**Objective:**
Each line that holds the word "this" is to be identified and copied.

**Input rows:**
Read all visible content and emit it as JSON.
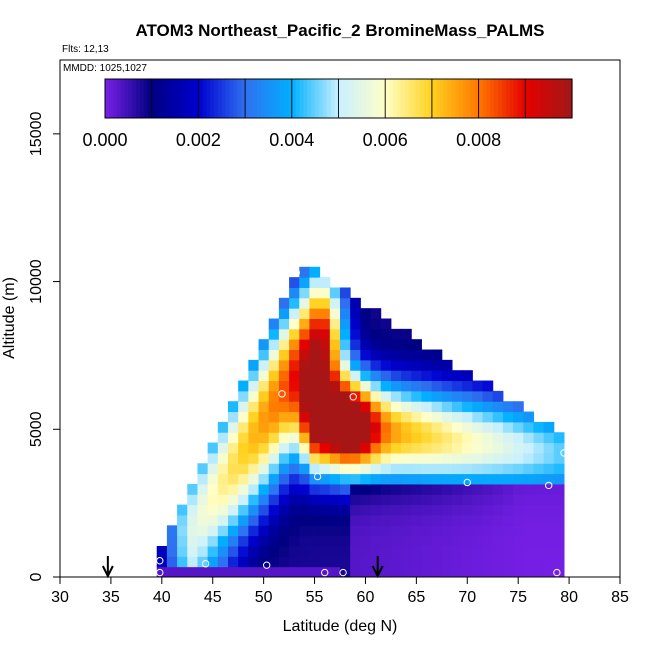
{
  "chart_data": {
    "type": "heatmap",
    "title": "ATOM3 Northeast_Pacific_2 BromineMass_PALMS",
    "flights_note": "Flts: 12,13",
    "dates_note": "MMDD: 1025,1027",
    "xlabel": "Latitude (deg N)",
    "ylabel": "Altitude (m)",
    "xlim": [
      30,
      85
    ],
    "ylim": [
      0,
      17500
    ],
    "x_ticks": [
      30,
      35,
      40,
      45,
      50,
      55,
      60,
      65,
      70,
      75,
      80,
      85
    ],
    "y_ticks": [
      0,
      5000,
      10000,
      15000
    ],
    "colorbar": {
      "min": 0,
      "max": 0.01,
      "ticks": [
        0.0,
        0.002,
        0.004,
        0.006,
        0.008
      ],
      "tick_labels": [
        "0.000",
        "0.002",
        "0.004",
        "0.006",
        "0.008"
      ],
      "colors": [
        "#7a20e8",
        "#000080",
        "#0000d0",
        "#3070f0",
        "#00b0ff",
        "#c8f0ff",
        "#ffffc8",
        "#ffd21e",
        "#ff7800",
        "#e60000",
        "#a01818"
      ]
    },
    "grid": false,
    "cell_size": {
      "lat": 1.0,
      "alt": 350
    },
    "domain": {
      "lat_min": 39.5,
      "lat_max": 79.5,
      "alt_min": 0,
      "apex": {
        "lat": 53.5,
        "alt": 10500
      },
      "right_corner": {
        "lat": 79.5,
        "alt": 4600
      }
    },
    "field_features": [
      {
        "name": "diagonal high band",
        "from": {
          "lat": 43,
          "alt": 1200
        },
        "to": {
          "lat": 55.5,
          "alt": 8000
        }
      },
      {
        "name": "eastern high band",
        "from": {
          "lat": 55.5,
          "alt": 5200
        },
        "to": {
          "lat": 79,
          "alt": 4200
        }
      },
      {
        "name": "core maximum",
        "lat": 58.5,
        "alt": 5200,
        "value": 0.0095
      }
    ],
    "sample_points": [
      {
        "lat": 39.8,
        "alt": 150
      },
      {
        "lat": 39.8,
        "alt": 550
      },
      {
        "lat": 39.8,
        "alt": 1300
      },
      {
        "lat": 44.3,
        "alt": 450
      },
      {
        "lat": 50.3,
        "alt": 400
      },
      {
        "lat": 51.8,
        "alt": 6200
      },
      {
        "lat": 53.2,
        "alt": 10300
      },
      {
        "lat": 55.3,
        "alt": 3400
      },
      {
        "lat": 56.0,
        "alt": 150
      },
      {
        "lat": 57.8,
        "alt": 150
      },
      {
        "lat": 58.8,
        "alt": 6100
      },
      {
        "lat": 70.0,
        "alt": 3200
      },
      {
        "lat": 78.0,
        "alt": 3100
      },
      {
        "lat": 78.8,
        "alt": 150
      },
      {
        "lat": 79.5,
        "alt": 4200
      }
    ],
    "arrow_markers_lat": [
      34.7,
      61.2
    ]
  }
}
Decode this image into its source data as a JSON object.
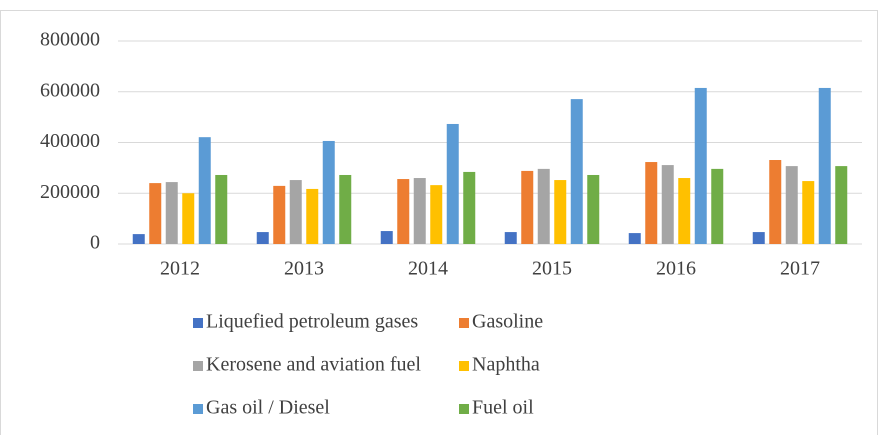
{
  "chart_data": {
    "type": "bar",
    "categories": [
      "2012",
      "2013",
      "2014",
      "2015",
      "2016",
      "2017"
    ],
    "series": [
      {
        "name": "Liquefied petroleum gases",
        "color": "#4472c4",
        "values": [
          39000,
          47000,
          51000,
          47000,
          43000,
          47000
        ]
      },
      {
        "name": "Gasoline",
        "color": "#ed7d31",
        "values": [
          240000,
          229000,
          256000,
          288000,
          323000,
          331000
        ]
      },
      {
        "name": "Kerosene and aviation fuel",
        "color": "#a5a5a5",
        "values": [
          244000,
          252000,
          260000,
          296000,
          311000,
          307000
        ]
      },
      {
        "name": "Naphtha",
        "color": "#ffc000",
        "values": [
          200000,
          217000,
          232000,
          252000,
          260000,
          248000
        ]
      },
      {
        "name": "Gas oil / Diesel",
        "color": "#5b9bd5",
        "values": [
          421000,
          406000,
          473000,
          571000,
          615000,
          615000
        ]
      },
      {
        "name": "Fuel oil",
        "color": "#70ad47",
        "values": [
          272000,
          272000,
          284000,
          272000,
          296000,
          307000
        ]
      }
    ],
    "ylim": [
      0,
      800000
    ],
    "yticks": [
      0,
      200000,
      400000,
      600000,
      800000
    ],
    "grid": true,
    "legend": "bottom"
  }
}
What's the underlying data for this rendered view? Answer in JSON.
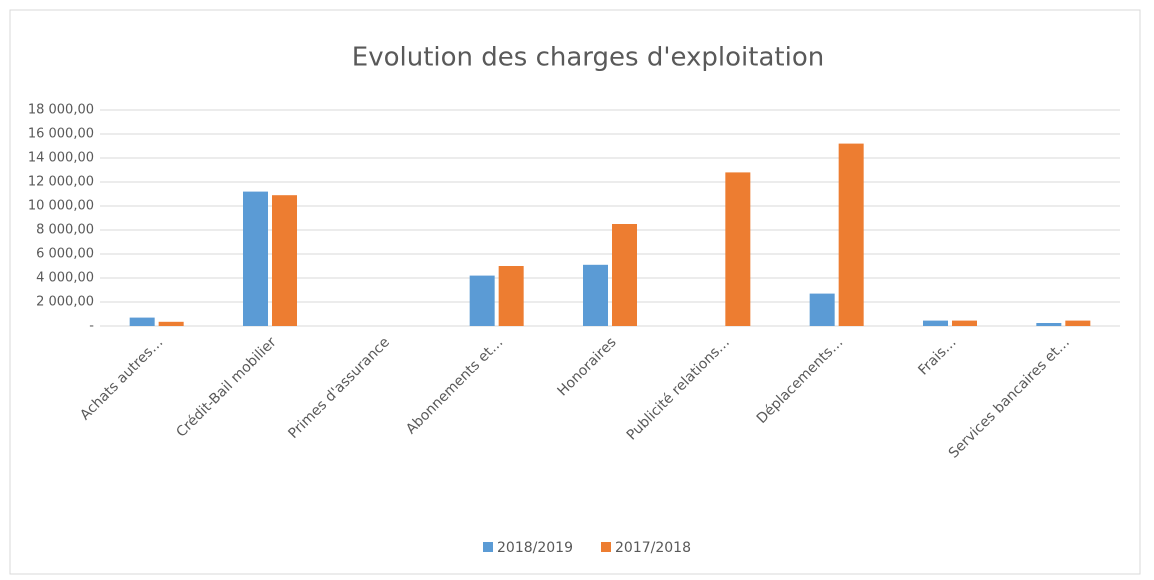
{
  "chart_data": {
    "type": "bar",
    "title": "Evolution des charges d'exploitation",
    "categories": [
      "Achats autres…",
      "Crédit-Bail mobilier",
      "Primes d'assurance",
      "Abonnements et…",
      "Honoraires",
      "Publicité relations…",
      "Déplacements…",
      "Frais…",
      "Services bancaires et…"
    ],
    "series": [
      {
        "name": "2018/2019",
        "color": "#5b9bd5",
        "values": [
          700,
          11200,
          0,
          4200,
          5100,
          0,
          2700,
          450,
          250
        ]
      },
      {
        "name": "2017/2018",
        "color": "#ed7d31",
        "values": [
          350,
          10900,
          0,
          5000,
          8500,
          12800,
          15200,
          450,
          450
        ]
      }
    ],
    "ylim": [
      0,
      18000
    ],
    "yticks": [
      {
        "value": 0,
        "label": "-"
      },
      {
        "value": 2000,
        "label": "2 000,00"
      },
      {
        "value": 4000,
        "label": "4 000,00"
      },
      {
        "value": 6000,
        "label": "6 000,00"
      },
      {
        "value": 8000,
        "label": "8 000,00"
      },
      {
        "value": 10000,
        "label": "10 000,00"
      },
      {
        "value": 12000,
        "label": "12 000,00"
      },
      {
        "value": 14000,
        "label": "14 000,00"
      },
      {
        "value": 16000,
        "label": "16 000,00"
      },
      {
        "value": 18000,
        "label": "18 000,00"
      }
    ],
    "grid": true,
    "legend": "bottom"
  }
}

**Written response:**
Decode this image into its source data as a JSON object.
What's the underlying data for this rendered view? Answer in JSON.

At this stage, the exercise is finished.